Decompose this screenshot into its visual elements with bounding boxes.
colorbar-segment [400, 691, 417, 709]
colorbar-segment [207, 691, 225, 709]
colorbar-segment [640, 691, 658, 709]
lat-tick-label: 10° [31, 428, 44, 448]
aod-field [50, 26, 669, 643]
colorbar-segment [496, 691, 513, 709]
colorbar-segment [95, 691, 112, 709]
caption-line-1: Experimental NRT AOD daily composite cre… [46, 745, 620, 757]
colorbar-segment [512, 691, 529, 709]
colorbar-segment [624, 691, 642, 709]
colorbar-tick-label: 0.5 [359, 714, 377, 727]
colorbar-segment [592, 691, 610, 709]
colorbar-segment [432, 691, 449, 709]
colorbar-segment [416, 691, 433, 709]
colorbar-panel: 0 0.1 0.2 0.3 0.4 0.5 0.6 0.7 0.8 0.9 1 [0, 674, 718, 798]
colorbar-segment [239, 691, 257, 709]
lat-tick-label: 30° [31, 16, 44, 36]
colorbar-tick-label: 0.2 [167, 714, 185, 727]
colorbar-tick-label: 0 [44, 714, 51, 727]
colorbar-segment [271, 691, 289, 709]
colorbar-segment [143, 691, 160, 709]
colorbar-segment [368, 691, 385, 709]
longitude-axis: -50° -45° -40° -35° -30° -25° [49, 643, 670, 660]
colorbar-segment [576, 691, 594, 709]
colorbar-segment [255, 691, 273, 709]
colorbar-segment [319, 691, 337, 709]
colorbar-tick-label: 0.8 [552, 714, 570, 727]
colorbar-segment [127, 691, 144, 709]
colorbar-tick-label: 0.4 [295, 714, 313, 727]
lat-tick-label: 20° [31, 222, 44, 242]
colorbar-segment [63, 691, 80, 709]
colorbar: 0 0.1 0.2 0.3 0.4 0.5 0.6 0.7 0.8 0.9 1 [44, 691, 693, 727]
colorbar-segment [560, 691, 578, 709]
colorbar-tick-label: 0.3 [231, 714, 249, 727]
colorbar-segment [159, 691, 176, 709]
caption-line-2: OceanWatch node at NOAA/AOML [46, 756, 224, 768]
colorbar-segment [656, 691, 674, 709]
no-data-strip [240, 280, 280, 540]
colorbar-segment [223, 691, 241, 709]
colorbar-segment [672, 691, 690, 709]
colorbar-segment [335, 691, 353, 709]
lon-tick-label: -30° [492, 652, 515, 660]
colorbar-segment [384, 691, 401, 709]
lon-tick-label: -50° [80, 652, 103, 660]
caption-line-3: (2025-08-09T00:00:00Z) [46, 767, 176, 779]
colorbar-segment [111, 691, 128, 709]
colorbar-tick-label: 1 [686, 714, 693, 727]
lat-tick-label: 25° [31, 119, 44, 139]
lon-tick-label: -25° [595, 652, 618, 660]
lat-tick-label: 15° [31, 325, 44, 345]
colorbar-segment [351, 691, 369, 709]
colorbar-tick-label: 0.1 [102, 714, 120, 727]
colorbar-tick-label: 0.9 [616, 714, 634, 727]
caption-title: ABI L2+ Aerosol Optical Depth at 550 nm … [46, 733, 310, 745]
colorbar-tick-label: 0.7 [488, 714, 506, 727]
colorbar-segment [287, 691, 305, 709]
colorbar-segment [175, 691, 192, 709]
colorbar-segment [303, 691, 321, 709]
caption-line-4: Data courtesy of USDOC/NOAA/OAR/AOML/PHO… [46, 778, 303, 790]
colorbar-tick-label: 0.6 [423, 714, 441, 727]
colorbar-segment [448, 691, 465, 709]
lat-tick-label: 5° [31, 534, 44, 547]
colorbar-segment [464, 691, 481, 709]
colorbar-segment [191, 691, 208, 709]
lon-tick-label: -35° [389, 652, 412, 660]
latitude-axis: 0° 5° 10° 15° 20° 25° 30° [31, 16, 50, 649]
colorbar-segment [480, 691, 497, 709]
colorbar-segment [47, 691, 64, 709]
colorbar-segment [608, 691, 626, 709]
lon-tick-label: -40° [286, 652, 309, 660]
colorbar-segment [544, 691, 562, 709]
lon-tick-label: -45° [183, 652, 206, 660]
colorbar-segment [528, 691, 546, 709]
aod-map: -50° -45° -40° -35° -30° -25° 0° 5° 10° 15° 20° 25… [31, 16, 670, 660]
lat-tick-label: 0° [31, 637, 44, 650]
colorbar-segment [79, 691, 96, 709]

[INSTRUCTIONS TO FOLLOW]
Copy out every line of the records above, unchanged and in the same order.

[RESULT OF THE EXERCISE]
Decompose this screenshot into its visual elements with bounding boxes.
colorbar-segment [400, 691, 417, 709]
colorbar-segment [207, 691, 225, 709]
colorbar-segment [640, 691, 658, 709]
lat-tick-label: 10° [31, 428, 44, 448]
aod-field [50, 26, 669, 643]
colorbar-segment [496, 691, 513, 709]
colorbar-segment [95, 691, 112, 709]
caption-line-1: Experimental NRT AOD daily composite cre… [46, 745, 620, 757]
colorbar-segment [512, 691, 529, 709]
colorbar-segment [624, 691, 642, 709]
colorbar-tick-label: 0.5 [359, 714, 377, 727]
colorbar-segment [592, 691, 610, 709]
colorbar-segment [432, 691, 449, 709]
colorbar-segment [416, 691, 433, 709]
colorbar-panel: 0 0.1 0.2 0.3 0.4 0.5 0.6 0.7 0.8 0.9 1 [0, 674, 718, 798]
colorbar-segment [239, 691, 257, 709]
lat-tick-label: 30° [31, 16, 44, 36]
colorbar-tick-label: 0.2 [167, 714, 185, 727]
colorbar-tick-label: 0 [44, 714, 51, 727]
colorbar-segment [271, 691, 289, 709]
colorbar-segment [143, 691, 160, 709]
colorbar-segment [368, 691, 385, 709]
longitude-axis: -50° -45° -40° -35° -30° -25° [49, 643, 670, 660]
colorbar-segment [576, 691, 594, 709]
colorbar-segment [255, 691, 273, 709]
colorbar-segment [319, 691, 337, 709]
colorbar-tick-label: 0.8 [552, 714, 570, 727]
colorbar-segment [127, 691, 144, 709]
colorbar-tick-label: 0.4 [295, 714, 313, 727]
lat-tick-label: 20° [31, 222, 44, 242]
colorbar-segment [63, 691, 80, 709]
colorbar: 0 0.1 0.2 0.3 0.4 0.5 0.6 0.7 0.8 0.9 1 [44, 691, 693, 727]
colorbar-segment [560, 691, 578, 709]
colorbar-tick-label: 0.3 [231, 714, 249, 727]
colorbar-segment [159, 691, 176, 709]
caption-line-2: OceanWatch node at NOAA/AOML [46, 756, 224, 768]
colorbar-segment [656, 691, 674, 709]
no-data-strip [240, 280, 280, 540]
colorbar-segment [223, 691, 241, 709]
colorbar-segment [672, 691, 690, 709]
colorbar-segment [335, 691, 353, 709]
lon-tick-label: -30° [492, 652, 515, 660]
colorbar-segment [384, 691, 401, 709]
lon-tick-label: -50° [80, 652, 103, 660]
caption-line-3: (2025-08-09T00:00:00Z) [46, 767, 176, 779]
colorbar-segment [111, 691, 128, 709]
colorbar-tick-label: 1 [686, 714, 693, 727]
lat-tick-label: 25° [31, 119, 44, 139]
lon-tick-label: -25° [595, 652, 618, 660]
lat-tick-label: 15° [31, 325, 44, 345]
colorbar-segment [351, 691, 369, 709]
colorbar-tick-label: 0.1 [102, 714, 120, 727]
colorbar-tick-label: 0.9 [616, 714, 634, 727]
caption-title: ABI L2+ Aerosol Optical Depth at 550 nm … [46, 733, 310, 745]
colorbar-tick-label: 0.7 [488, 714, 506, 727]
colorbar-segment [287, 691, 305, 709]
colorbar-segment [175, 691, 192, 709]
colorbar-segment [303, 691, 321, 709]
caption-line-4: Data courtesy of USDOC/NOAA/OAR/AOML/PHO… [46, 778, 303, 790]
colorbar-tick-label: 0.6 [423, 714, 441, 727]
colorbar-segment [448, 691, 465, 709]
lat-tick-label: 5° [31, 534, 44, 547]
colorbar-segment [464, 691, 481, 709]
colorbar-segment [191, 691, 208, 709]
lon-tick-label: -35° [389, 652, 412, 660]
latitude-axis: 0° 5° 10° 15° 20° 25° 30° [31, 16, 50, 649]
colorbar-segment [480, 691, 497, 709]
colorbar-segment [47, 691, 64, 709]
colorbar-segment [608, 691, 626, 709]
lon-tick-label: -40° [286, 652, 309, 660]
colorbar-segment [544, 691, 562, 709]
lon-tick-label: -45° [183, 652, 206, 660]
colorbar-segment [528, 691, 546, 709]
aod-map: -50° -45° -40° -35° -30° -25° 0° 5° 10° 15° 20° 25… [31, 16, 670, 660]
lat-tick-label: 0° [31, 637, 44, 650]
colorbar-segment [79, 691, 96, 709]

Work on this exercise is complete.